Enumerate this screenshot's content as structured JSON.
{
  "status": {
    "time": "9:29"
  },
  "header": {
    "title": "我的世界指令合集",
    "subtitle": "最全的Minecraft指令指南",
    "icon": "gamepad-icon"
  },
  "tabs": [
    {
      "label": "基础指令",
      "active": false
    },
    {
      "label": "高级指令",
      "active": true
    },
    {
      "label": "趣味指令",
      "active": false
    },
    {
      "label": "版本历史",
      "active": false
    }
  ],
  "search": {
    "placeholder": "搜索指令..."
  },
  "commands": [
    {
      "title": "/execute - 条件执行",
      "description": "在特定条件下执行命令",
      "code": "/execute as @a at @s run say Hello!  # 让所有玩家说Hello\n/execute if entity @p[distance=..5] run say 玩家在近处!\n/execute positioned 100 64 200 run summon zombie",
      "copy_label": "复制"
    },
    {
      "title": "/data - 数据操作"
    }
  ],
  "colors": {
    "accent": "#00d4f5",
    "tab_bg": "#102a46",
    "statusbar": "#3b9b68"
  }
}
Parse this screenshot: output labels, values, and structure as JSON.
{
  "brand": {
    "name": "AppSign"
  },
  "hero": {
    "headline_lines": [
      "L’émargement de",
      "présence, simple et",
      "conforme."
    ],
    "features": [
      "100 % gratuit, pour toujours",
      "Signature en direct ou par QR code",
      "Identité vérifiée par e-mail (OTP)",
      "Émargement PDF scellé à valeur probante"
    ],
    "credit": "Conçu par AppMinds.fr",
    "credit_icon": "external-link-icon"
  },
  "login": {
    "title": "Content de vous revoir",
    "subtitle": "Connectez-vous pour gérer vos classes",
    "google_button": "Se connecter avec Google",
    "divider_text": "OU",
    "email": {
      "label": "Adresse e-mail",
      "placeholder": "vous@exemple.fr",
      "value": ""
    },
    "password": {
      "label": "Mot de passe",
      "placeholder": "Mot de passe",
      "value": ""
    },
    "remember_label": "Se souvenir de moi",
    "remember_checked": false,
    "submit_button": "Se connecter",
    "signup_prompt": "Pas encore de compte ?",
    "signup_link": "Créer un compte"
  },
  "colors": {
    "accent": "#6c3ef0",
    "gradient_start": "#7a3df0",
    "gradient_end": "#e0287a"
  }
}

::::

[GOAL] Reproduce all the data word for word.

[FINISHED ANSWER]
Enumerate this screenshot's content as structured JSON.
{
  "status": {
    "time": "9:29"
  },
  "header": {
    "title": "我的世界指令合集",
    "subtitle": "最全的Minecraft指令指南",
    "icon": "gamepad-icon"
  },
  "tabs": [
    {
      "label": "基础指令",
      "active": false
    },
    {
      "label": "高级指令",
      "active": true
    },
    {
      "label": "趣味指令",
      "active": false
    },
    {
      "label": "版本历史",
      "active": false
    }
  ],
  "search": {
    "placeholder": "搜索指令..."
  },
  "commands": [
    {
      "title": "/execute - 条件执行",
      "description": "在特定条件下执行命令",
      "code": "/execute as @a at @s run say Hello!  # 让所有玩家说Hello\n/execute if entity @p[distance=..5] run say 玩家在近处!\n/execute positioned 100 64 200 run summon zombie",
      "copy_label": "复制"
    },
    {
      "title": "/data - 数据操作"
    }
  ],
  "colors": {
    "accent": "#00d4f5",
    "tab_bg": "#102a46",
    "statusbar": "#3b9b68"
  }
}
Parse this screenshot: output labels, values, and structure as JSON.
{
  "brand": {
    "name": "AppSign"
  },
  "hero": {
    "headline_lines": [
      "L’émargement de",
      "présence, simple et",
      "conforme."
    ],
    "features": [
      "100 % gratuit, pour toujours",
      "Signature en direct ou par QR code",
      "Identité vérifiée par e-mail (OTP)",
      "Émargement PDF scellé à valeur probante"
    ],
    "credit": "Conçu par AppMinds.fr",
    "credit_icon": "external-link-icon"
  },
  "login": {
    "title": "Content de vous revoir",
    "subtitle": "Connectez-vous pour gérer vos classes",
    "google_button": "Se connecter avec Google",
    "divider_text": "OU",
    "email": {
      "label": "Adresse e-mail",
      "placeholder": "vous@exemple.fr",
      "value": ""
    },
    "password": {
      "label": "Mot de passe",
      "placeholder": "Mot de passe",
      "value": ""
    },
    "remember_label": "Se souvenir de moi",
    "remember_checked": false,
    "submit_button": "Se connecter",
    "signup_prompt": "Pas encore de compte ?",
    "signup_link": "Créer un compte"
  },
  "colors": {
    "accent": "#6c3ef0",
    "gradient_start": "#7a3df0",
    "gradient_end": "#e0287a"
  }
}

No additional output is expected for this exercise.